--- Data excerpts ---

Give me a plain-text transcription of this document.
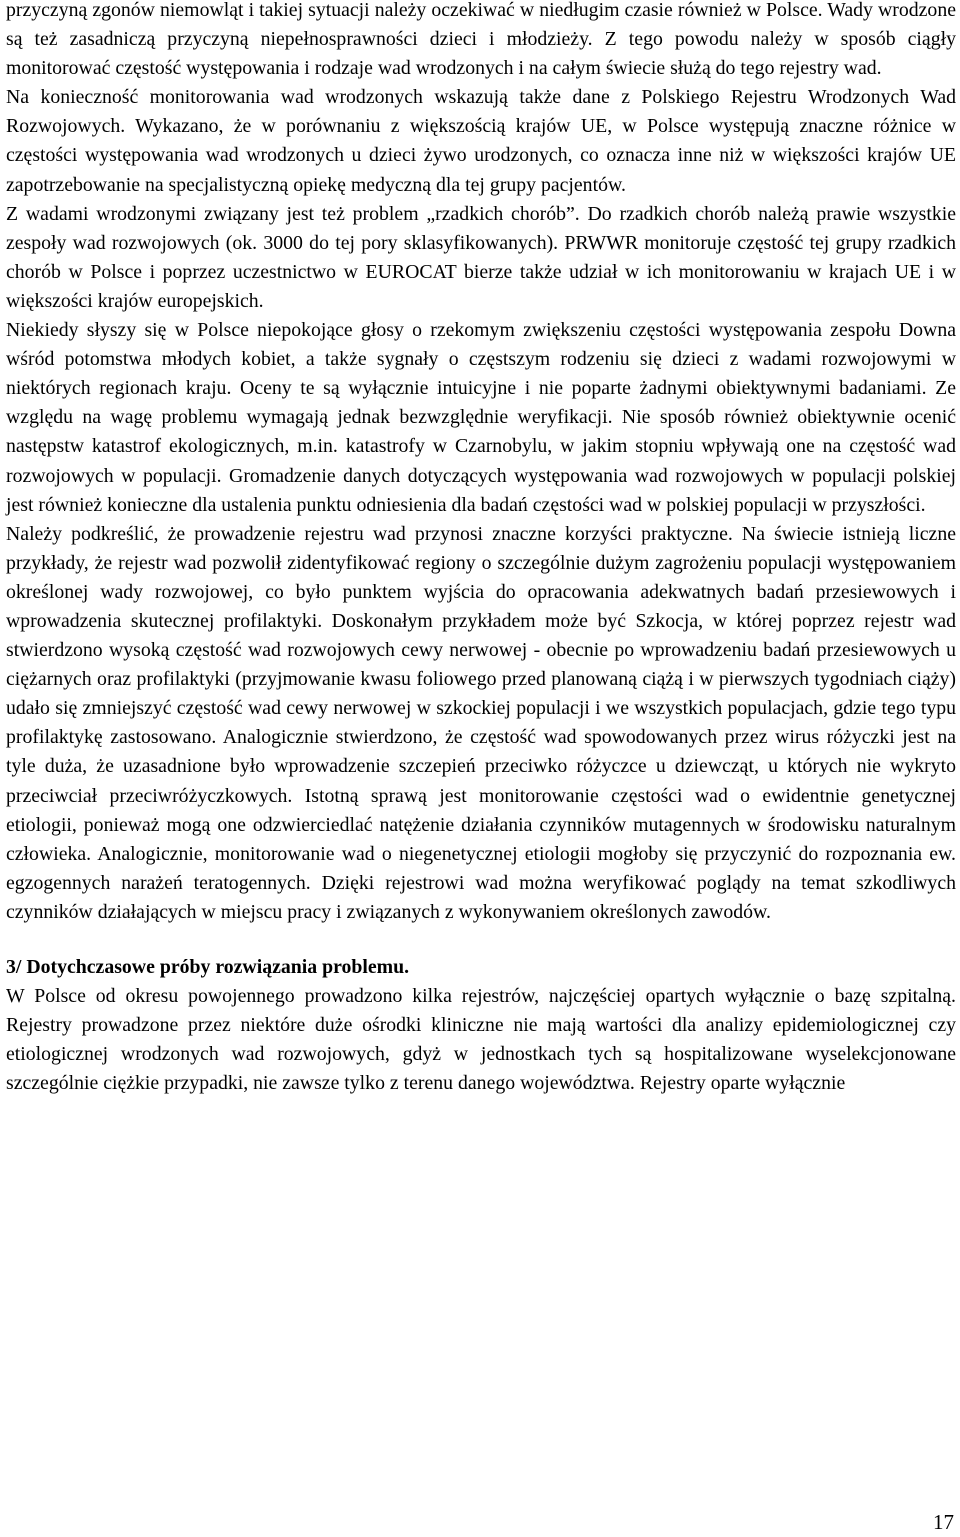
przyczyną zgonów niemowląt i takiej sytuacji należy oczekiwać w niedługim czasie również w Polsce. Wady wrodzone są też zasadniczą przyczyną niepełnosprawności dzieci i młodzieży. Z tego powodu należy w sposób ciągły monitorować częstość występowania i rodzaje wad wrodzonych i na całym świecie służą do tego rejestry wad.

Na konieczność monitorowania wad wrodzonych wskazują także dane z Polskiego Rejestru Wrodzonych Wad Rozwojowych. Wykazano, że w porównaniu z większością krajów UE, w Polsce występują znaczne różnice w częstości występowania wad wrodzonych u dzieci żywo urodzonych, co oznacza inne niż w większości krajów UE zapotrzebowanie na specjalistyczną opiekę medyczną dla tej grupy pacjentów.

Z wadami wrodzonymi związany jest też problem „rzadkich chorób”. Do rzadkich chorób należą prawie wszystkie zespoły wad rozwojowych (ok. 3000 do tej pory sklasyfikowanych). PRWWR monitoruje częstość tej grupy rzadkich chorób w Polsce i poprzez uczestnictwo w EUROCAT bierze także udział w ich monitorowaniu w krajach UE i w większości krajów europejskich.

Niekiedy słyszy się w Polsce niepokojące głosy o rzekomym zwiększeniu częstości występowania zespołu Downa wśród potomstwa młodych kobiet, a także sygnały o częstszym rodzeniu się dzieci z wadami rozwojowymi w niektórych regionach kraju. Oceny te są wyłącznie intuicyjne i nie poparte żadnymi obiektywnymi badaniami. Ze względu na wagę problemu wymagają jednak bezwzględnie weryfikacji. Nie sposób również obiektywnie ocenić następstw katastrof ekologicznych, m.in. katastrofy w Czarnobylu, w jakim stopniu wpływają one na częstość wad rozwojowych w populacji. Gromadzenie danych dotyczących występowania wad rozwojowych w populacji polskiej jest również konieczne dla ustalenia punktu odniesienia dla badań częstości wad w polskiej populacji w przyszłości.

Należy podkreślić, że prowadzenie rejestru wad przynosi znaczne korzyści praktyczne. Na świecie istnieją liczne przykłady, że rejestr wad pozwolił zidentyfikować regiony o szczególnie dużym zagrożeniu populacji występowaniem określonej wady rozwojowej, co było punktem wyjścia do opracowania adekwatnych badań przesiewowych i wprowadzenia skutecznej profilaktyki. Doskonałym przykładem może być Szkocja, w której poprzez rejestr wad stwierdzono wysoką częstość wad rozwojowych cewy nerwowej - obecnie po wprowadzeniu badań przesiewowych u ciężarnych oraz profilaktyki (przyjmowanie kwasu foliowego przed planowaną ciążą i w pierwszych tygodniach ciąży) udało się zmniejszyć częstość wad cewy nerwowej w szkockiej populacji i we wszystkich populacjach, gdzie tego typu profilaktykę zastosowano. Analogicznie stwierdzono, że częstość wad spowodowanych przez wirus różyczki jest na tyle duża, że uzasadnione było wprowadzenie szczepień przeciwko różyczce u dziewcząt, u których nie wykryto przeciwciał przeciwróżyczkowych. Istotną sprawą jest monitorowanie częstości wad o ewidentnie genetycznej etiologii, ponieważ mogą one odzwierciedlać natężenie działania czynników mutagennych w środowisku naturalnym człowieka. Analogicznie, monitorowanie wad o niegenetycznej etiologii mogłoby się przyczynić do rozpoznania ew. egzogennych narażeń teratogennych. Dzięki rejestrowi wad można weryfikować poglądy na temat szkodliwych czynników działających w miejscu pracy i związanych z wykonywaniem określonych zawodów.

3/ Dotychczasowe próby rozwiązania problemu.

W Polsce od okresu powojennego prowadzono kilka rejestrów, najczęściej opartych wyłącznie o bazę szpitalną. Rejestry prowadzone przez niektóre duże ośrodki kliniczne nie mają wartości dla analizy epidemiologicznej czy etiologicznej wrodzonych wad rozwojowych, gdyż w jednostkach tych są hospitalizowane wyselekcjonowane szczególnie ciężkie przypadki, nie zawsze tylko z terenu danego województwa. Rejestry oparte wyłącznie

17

---
--- Data excerpts ---

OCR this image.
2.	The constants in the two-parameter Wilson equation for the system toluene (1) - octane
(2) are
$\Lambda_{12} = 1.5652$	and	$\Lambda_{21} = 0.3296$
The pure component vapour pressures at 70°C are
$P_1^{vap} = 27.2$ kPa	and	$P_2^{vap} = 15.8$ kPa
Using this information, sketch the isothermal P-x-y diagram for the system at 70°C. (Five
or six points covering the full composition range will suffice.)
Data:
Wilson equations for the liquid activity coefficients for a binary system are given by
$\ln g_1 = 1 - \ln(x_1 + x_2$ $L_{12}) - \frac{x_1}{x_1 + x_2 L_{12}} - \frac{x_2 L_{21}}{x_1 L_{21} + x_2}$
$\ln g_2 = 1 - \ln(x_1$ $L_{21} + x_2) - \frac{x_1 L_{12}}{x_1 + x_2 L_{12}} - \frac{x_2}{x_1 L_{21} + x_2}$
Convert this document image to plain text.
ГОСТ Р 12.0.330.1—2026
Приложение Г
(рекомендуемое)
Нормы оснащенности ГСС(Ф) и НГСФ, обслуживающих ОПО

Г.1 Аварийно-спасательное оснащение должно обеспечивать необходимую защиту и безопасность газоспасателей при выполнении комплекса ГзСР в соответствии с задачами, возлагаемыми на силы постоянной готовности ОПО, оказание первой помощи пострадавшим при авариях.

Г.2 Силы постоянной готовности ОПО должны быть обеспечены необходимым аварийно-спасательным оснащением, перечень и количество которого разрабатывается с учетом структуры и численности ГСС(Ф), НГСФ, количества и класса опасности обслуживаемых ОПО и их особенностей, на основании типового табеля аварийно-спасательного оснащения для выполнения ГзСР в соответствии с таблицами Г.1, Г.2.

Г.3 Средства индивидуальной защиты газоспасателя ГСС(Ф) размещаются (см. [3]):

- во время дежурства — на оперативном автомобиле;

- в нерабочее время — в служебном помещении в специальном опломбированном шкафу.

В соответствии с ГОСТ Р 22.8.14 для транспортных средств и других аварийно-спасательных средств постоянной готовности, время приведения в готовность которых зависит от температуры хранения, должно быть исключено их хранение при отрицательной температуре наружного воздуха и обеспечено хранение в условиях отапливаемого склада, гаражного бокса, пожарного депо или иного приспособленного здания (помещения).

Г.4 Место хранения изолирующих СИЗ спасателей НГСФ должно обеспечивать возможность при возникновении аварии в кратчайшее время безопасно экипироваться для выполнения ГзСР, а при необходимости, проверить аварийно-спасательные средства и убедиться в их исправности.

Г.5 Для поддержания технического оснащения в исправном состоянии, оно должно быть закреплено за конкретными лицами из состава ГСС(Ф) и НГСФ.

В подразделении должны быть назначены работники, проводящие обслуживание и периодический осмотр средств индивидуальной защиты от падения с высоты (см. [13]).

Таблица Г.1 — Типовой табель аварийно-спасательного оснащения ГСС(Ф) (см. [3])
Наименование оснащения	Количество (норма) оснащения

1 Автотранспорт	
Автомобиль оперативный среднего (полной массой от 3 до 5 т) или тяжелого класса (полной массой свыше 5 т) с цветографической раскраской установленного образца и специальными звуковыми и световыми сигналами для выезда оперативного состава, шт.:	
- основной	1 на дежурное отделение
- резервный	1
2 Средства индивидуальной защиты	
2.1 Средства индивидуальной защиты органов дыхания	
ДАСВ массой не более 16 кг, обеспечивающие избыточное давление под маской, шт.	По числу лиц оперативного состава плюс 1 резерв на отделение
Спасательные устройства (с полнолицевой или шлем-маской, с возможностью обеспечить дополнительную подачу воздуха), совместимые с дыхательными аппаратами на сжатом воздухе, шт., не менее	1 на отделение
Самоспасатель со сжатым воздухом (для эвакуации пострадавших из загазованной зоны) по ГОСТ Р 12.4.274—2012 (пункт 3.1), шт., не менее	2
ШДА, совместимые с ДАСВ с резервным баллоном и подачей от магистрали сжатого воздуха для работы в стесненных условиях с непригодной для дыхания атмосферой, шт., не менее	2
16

---
--- Data excerpts ---

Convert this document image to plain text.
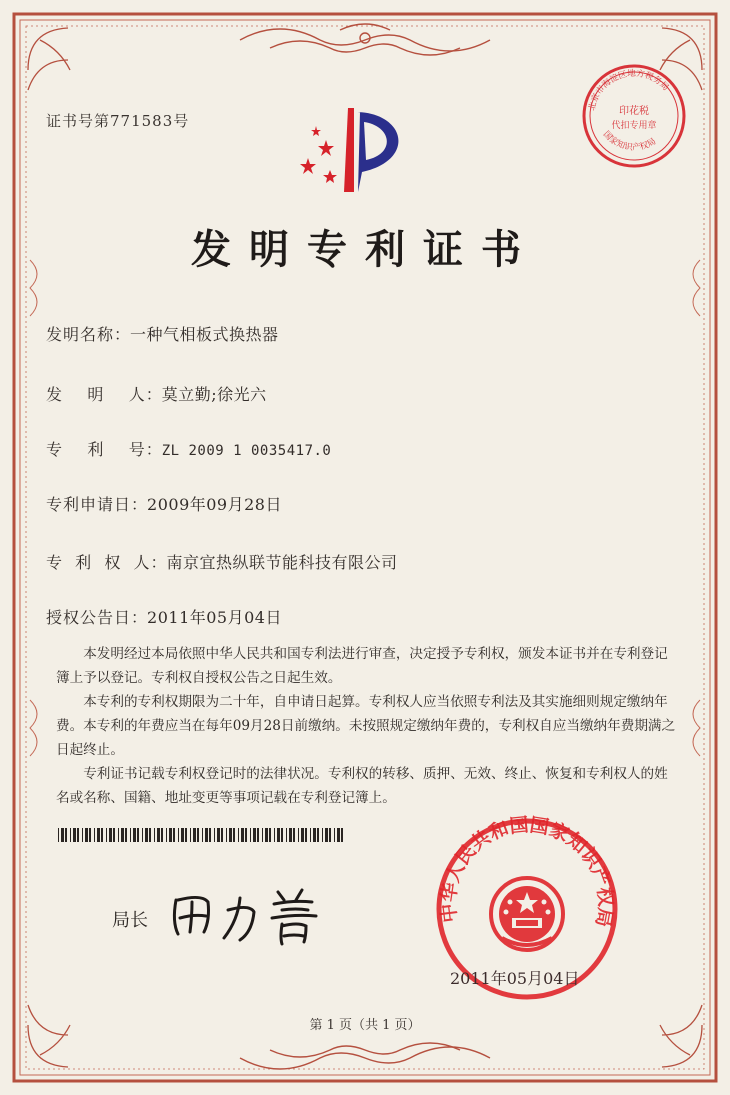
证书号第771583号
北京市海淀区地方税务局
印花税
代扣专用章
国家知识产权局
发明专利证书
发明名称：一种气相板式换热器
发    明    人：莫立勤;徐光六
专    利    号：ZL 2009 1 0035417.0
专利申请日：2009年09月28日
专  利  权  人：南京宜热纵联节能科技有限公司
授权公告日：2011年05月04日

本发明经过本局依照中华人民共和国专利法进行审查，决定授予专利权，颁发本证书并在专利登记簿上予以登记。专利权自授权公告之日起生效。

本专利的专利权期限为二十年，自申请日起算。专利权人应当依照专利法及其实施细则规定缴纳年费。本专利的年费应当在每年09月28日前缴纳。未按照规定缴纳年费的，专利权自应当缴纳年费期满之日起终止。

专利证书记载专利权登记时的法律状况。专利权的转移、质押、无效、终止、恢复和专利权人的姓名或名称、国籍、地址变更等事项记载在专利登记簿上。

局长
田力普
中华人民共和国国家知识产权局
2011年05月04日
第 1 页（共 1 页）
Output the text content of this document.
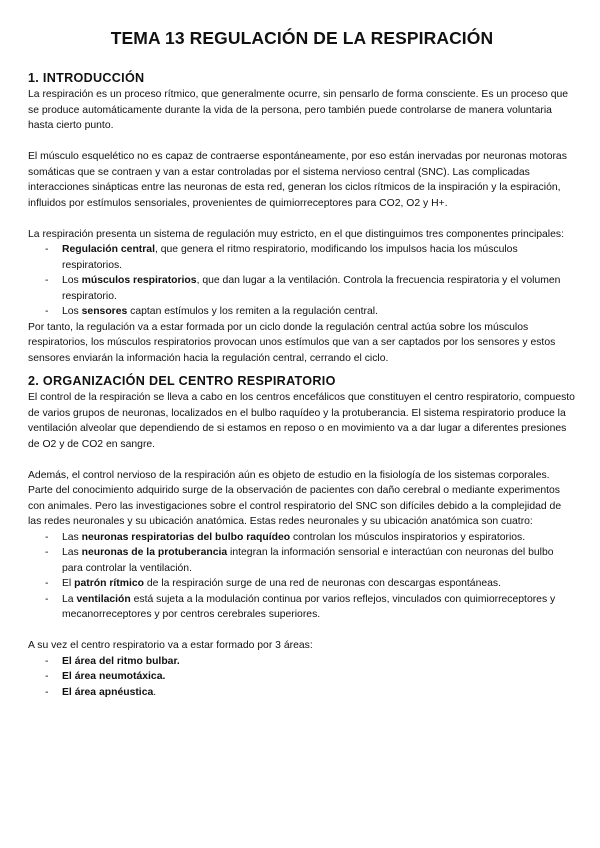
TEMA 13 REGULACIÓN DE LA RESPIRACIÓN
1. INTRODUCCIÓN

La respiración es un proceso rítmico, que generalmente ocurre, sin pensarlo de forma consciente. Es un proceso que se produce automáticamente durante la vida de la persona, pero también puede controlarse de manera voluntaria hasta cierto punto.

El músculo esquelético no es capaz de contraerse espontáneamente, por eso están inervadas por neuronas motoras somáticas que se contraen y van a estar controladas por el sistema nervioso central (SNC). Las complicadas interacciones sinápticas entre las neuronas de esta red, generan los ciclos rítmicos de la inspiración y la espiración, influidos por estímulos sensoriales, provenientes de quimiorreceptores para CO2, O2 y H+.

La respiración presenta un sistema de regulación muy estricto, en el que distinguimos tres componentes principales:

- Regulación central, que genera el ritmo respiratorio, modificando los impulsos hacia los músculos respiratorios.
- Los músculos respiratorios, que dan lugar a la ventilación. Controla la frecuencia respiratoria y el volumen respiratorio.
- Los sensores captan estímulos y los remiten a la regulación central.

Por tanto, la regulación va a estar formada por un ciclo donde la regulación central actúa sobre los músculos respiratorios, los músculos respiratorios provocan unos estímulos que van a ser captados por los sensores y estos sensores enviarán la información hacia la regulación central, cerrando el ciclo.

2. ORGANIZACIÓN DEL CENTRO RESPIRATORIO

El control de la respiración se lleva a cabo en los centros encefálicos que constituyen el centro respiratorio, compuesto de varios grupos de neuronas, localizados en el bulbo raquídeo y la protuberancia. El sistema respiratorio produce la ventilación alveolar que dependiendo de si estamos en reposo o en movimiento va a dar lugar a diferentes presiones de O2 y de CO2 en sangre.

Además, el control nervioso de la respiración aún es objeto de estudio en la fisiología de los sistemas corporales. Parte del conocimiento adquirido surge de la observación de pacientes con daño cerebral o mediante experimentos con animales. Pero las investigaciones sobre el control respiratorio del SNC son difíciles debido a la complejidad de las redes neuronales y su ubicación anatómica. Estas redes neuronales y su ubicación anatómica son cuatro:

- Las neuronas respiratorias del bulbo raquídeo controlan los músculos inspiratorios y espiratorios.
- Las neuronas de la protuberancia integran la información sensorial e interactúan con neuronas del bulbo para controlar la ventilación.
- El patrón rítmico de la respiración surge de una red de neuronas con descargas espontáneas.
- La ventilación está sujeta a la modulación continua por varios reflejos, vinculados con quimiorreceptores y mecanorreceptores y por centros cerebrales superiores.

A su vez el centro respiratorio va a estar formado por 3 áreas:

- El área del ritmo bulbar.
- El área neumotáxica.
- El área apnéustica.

---

▶ To do
In the entries above, find each line with the string "frac" and copy it.

▶ Exercise response
$\ln g_1 = 1 - \ln(x_1 + x_2$ $L_{12}) - \frac{x_1}{x_1 + x_2 L_{12}} - \frac{x_2 L_{21}}{x_1 L_{21} + x_2}$
$\ln g_2 = 1 - \ln(x_1$ $L_{21} + x_2) - \frac{x_1 L_{12}}{x_1 + x_2 L_{12}} - \frac{x_2}{x_1 L_{21} + x_2}$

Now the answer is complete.